**Stated problem:** What number of lines in the material contain the word "JSON"? Give that number alone.

**Exercise data:**
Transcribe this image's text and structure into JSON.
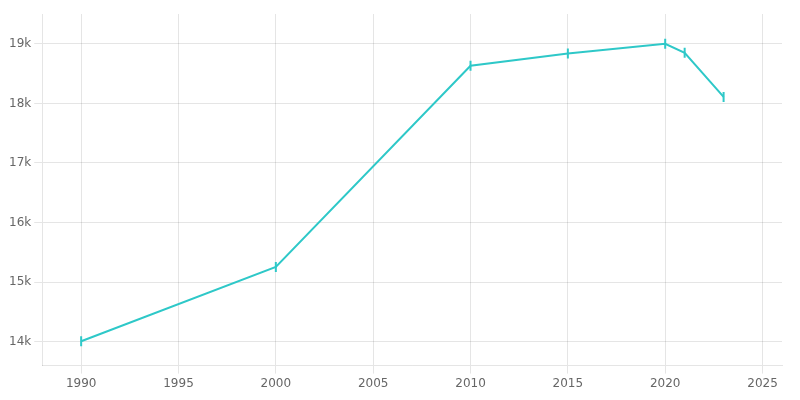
{
  "chart_data": {
    "type": "line",
    "x": [
      1990,
      2000,
      2010,
      2015,
      2020,
      2021,
      2023
    ],
    "values": [
      14009,
      15256,
      18631,
      18839,
      19000,
      18850,
      18109
    ],
    "color": "#2ec8c8",
    "marker": "vline",
    "xlim": [
      1988,
      2026
    ],
    "ylim": [
      13600,
      19500
    ],
    "xticks": [
      1990,
      1995,
      2000,
      2005,
      2010,
      2015,
      2020,
      2025
    ],
    "yticks": [
      {
        "value": 14000,
        "label": "14k"
      },
      {
        "value": 15000,
        "label": "15k"
      },
      {
        "value": 16000,
        "label": "16k"
      },
      {
        "value": 17000,
        "label": "17k"
      },
      {
        "value": 18000,
        "label": "18k"
      },
      {
        "value": 19000,
        "label": "19k"
      }
    ],
    "grid": true
  }
}
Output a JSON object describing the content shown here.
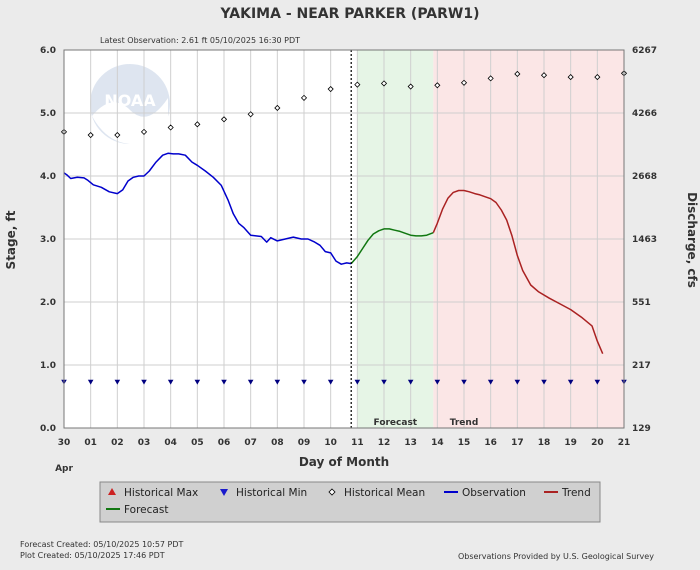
{
  "chart_data": {
    "type": "line",
    "title": "YAKIMA - NEAR PARKER  (PARW1)",
    "subtitle": "Latest Observation: 2.61 ft 05/10/2025 16:30 PDT",
    "xlabel": "Day of Month",
    "ylabel": "Stage, ft",
    "y2label": "Discharge, cfs",
    "month_label": "Apr",
    "xlim": [
      0,
      21
    ],
    "ylim": [
      0,
      6
    ],
    "x_ticks": [
      "30",
      "01",
      "02",
      "03",
      "04",
      "05",
      "06",
      "07",
      "08",
      "09",
      "10",
      "11",
      "12",
      "13",
      "14",
      "15",
      "16",
      "17",
      "18",
      "19",
      "20",
      "21"
    ],
    "y_ticks": [
      "0.0",
      "1.0",
      "2.0",
      "3.0",
      "4.0",
      "5.0",
      "6.0"
    ],
    "y2_ticks": [
      {
        "stage": 0.0,
        "label": "129"
      },
      {
        "stage": 1.0,
        "label": "217"
      },
      {
        "stage": 2.0,
        "label": "551"
      },
      {
        "stage": 3.0,
        "label": "1463"
      },
      {
        "stage": 4.0,
        "label": "2668"
      },
      {
        "stage": 5.0,
        "label": "4266"
      },
      {
        "stage": 6.0,
        "label": "6267"
      }
    ],
    "regions": [
      {
        "label": "Forecast",
        "from": 11.0,
        "to": 13.85,
        "color": "#e6f5e6"
      },
      {
        "label": "Trend",
        "from": 13.85,
        "to": 21.0,
        "color": "#fbe6e6"
      }
    ],
    "now_x": 10.77,
    "grid": true,
    "legend_position": "bottom",
    "series": [
      {
        "name": "Observation",
        "color": "#0000cc",
        "x": [
          0,
          0.1,
          0.25,
          0.5,
          0.75,
          0.9,
          1.1,
          1.4,
          1.7,
          2.0,
          2.2,
          2.4,
          2.6,
          2.8,
          3.0,
          3.2,
          3.45,
          3.7,
          3.9,
          4.1,
          4.3,
          4.55,
          4.8,
          5.0,
          5.3,
          5.6,
          5.9,
          6.15,
          6.35,
          6.55,
          6.75,
          7.0,
          7.2,
          7.4,
          7.6,
          7.75,
          8.0,
          8.3,
          8.6,
          8.9,
          9.15,
          9.4,
          9.6,
          9.8,
          10.0,
          10.2,
          10.4,
          10.6,
          10.77
        ],
        "y": [
          4.05,
          4.02,
          3.96,
          3.98,
          3.97,
          3.93,
          3.86,
          3.82,
          3.75,
          3.72,
          3.78,
          3.92,
          3.98,
          4.0,
          4.0,
          4.08,
          4.22,
          4.33,
          4.36,
          4.35,
          4.35,
          4.33,
          4.22,
          4.17,
          4.08,
          3.98,
          3.85,
          3.62,
          3.4,
          3.25,
          3.18,
          3.06,
          3.05,
          3.04,
          2.95,
          3.02,
          2.97,
          3.0,
          3.03,
          3.0,
          3.0,
          2.95,
          2.9,
          2.8,
          2.78,
          2.65,
          2.6,
          2.62,
          2.61
        ]
      },
      {
        "name": "Forecast",
        "color": "#117711",
        "x": [
          10.77,
          11.0,
          11.2,
          11.4,
          11.6,
          11.8,
          12.0,
          12.2,
          12.4,
          12.6,
          12.8,
          13.0,
          13.2,
          13.4,
          13.6,
          13.85
        ],
        "y": [
          2.61,
          2.72,
          2.85,
          2.98,
          3.08,
          3.13,
          3.16,
          3.16,
          3.14,
          3.12,
          3.09,
          3.06,
          3.05,
          3.05,
          3.06,
          3.1
        ]
      },
      {
        "name": "Trend",
        "color": "#aa2222",
        "x": [
          13.85,
          14.0,
          14.2,
          14.4,
          14.6,
          14.8,
          15.0,
          15.2,
          15.4,
          15.6,
          15.8,
          16.0,
          16.2,
          16.4,
          16.6,
          16.8,
          17.0,
          17.2,
          17.5,
          17.8,
          18.2,
          18.6,
          19.0,
          19.4,
          19.8,
          20.0,
          20.2
        ],
        "y": [
          3.1,
          3.25,
          3.48,
          3.65,
          3.74,
          3.77,
          3.77,
          3.75,
          3.72,
          3.7,
          3.67,
          3.64,
          3.58,
          3.46,
          3.3,
          3.05,
          2.74,
          2.5,
          2.27,
          2.16,
          2.06,
          1.97,
          1.88,
          1.76,
          1.62,
          1.38,
          1.18
        ]
      },
      {
        "name": "Historical Mean",
        "color": "#000000",
        "marker": "diamond",
        "x": [
          0,
          1,
          2,
          3,
          4,
          5,
          6,
          7,
          8,
          9,
          10,
          11,
          12,
          13,
          14,
          15,
          16,
          17,
          18,
          19,
          20,
          21
        ],
        "y": [
          4.7,
          4.65,
          4.65,
          4.7,
          4.77,
          4.82,
          4.9,
          4.98,
          5.08,
          5.24,
          5.38,
          5.45,
          5.47,
          5.42,
          5.44,
          5.48,
          5.55,
          5.62,
          5.6,
          5.57,
          5.57,
          5.63
        ]
      },
      {
        "name": "Historical Min",
        "color": "#000080",
        "marker": "triangle-down",
        "x": [
          0,
          1,
          2,
          3,
          4,
          5,
          6,
          7,
          8,
          9,
          10,
          11,
          12,
          13,
          14,
          15,
          16,
          17,
          18,
          19,
          20,
          21
        ],
        "y": [
          0.73,
          0.73,
          0.73,
          0.73,
          0.73,
          0.73,
          0.73,
          0.73,
          0.73,
          0.73,
          0.73,
          0.73,
          0.73,
          0.73,
          0.73,
          0.73,
          0.73,
          0.73,
          0.73,
          0.73,
          0.73,
          0.73
        ]
      }
    ]
  },
  "legend": [
    {
      "name": "Historical Max",
      "symbol": "triangle-up",
      "color": "#cc2222"
    },
    {
      "name": "Historical Min",
      "symbol": "triangle-down",
      "color": "#1a1acc"
    },
    {
      "name": "Historical Mean",
      "symbol": "diamond",
      "color": "#000000"
    },
    {
      "name": "Observation",
      "symbol": "line",
      "color": "#0000cc"
    },
    {
      "name": "Trend",
      "symbol": "line",
      "color": "#aa2222"
    },
    {
      "name": "Forecast",
      "symbol": "line",
      "color": "#117711"
    }
  ],
  "logo": {
    "text": "NOAA"
  },
  "footer": {
    "forecast_created": "Forecast Created: 05/10/2025 10:57 PDT",
    "plot_created": "Plot Created: 05/10/2025 17:46 PDT",
    "credit": "Observations Provided by U.S. Geological Survey"
  }
}
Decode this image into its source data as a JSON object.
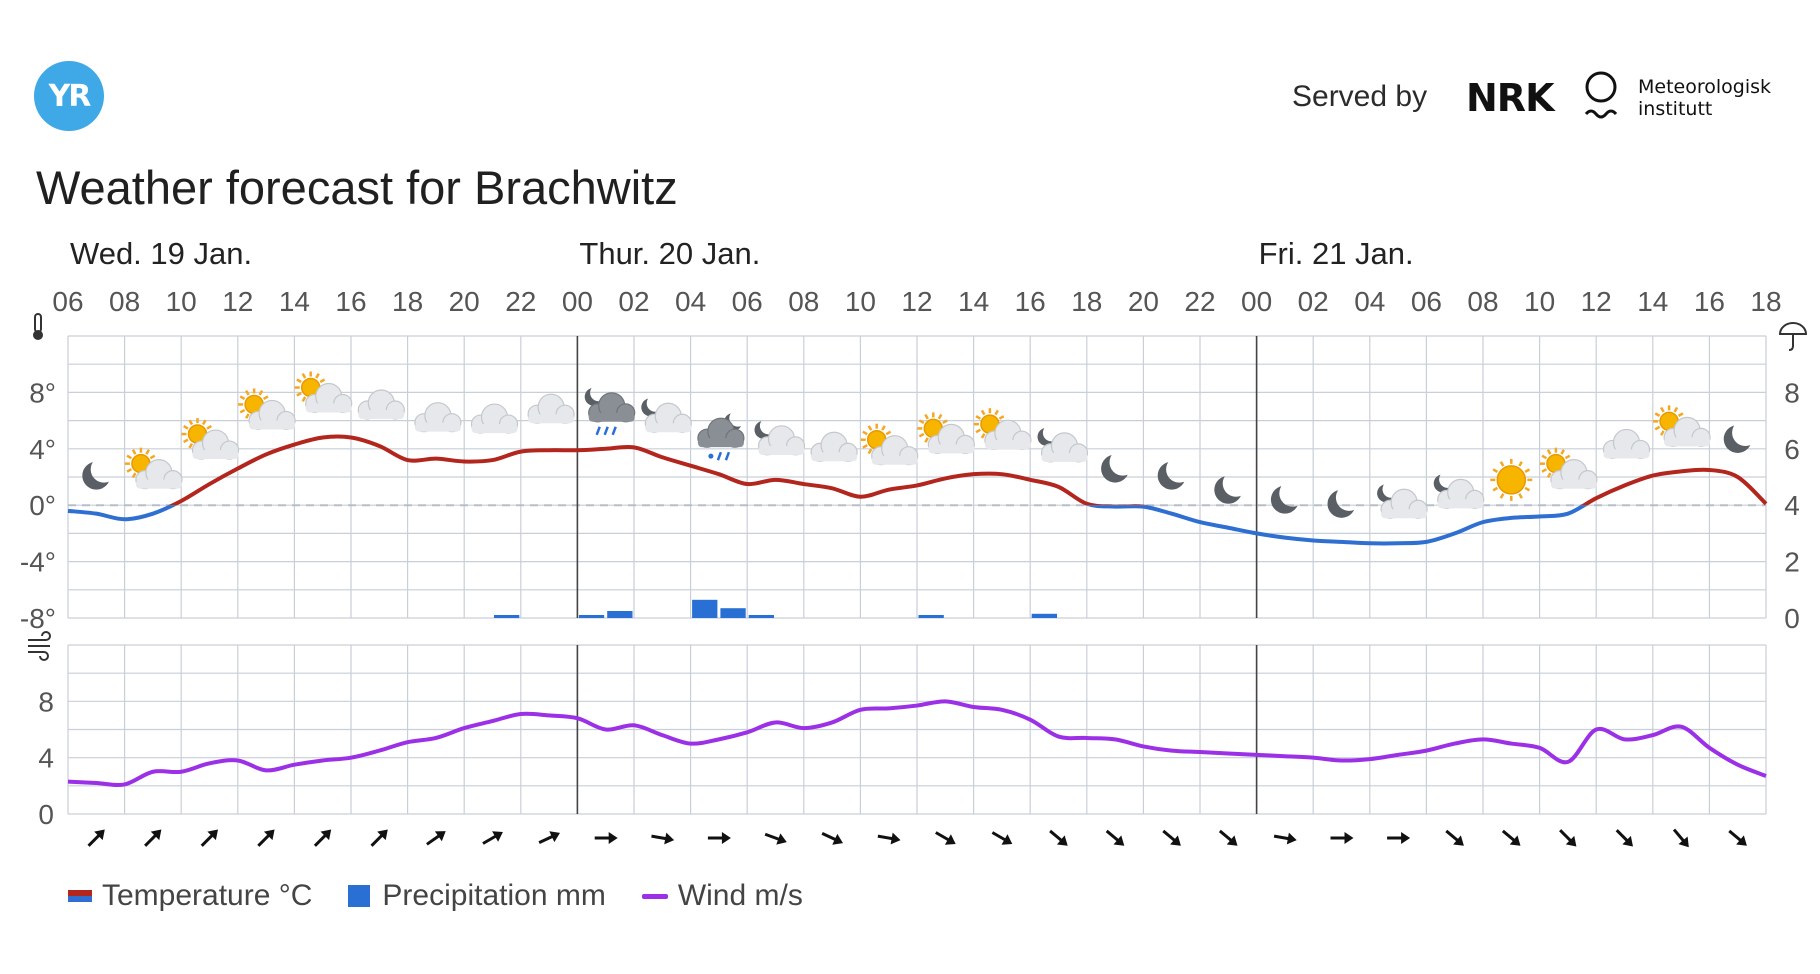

**The output:** 3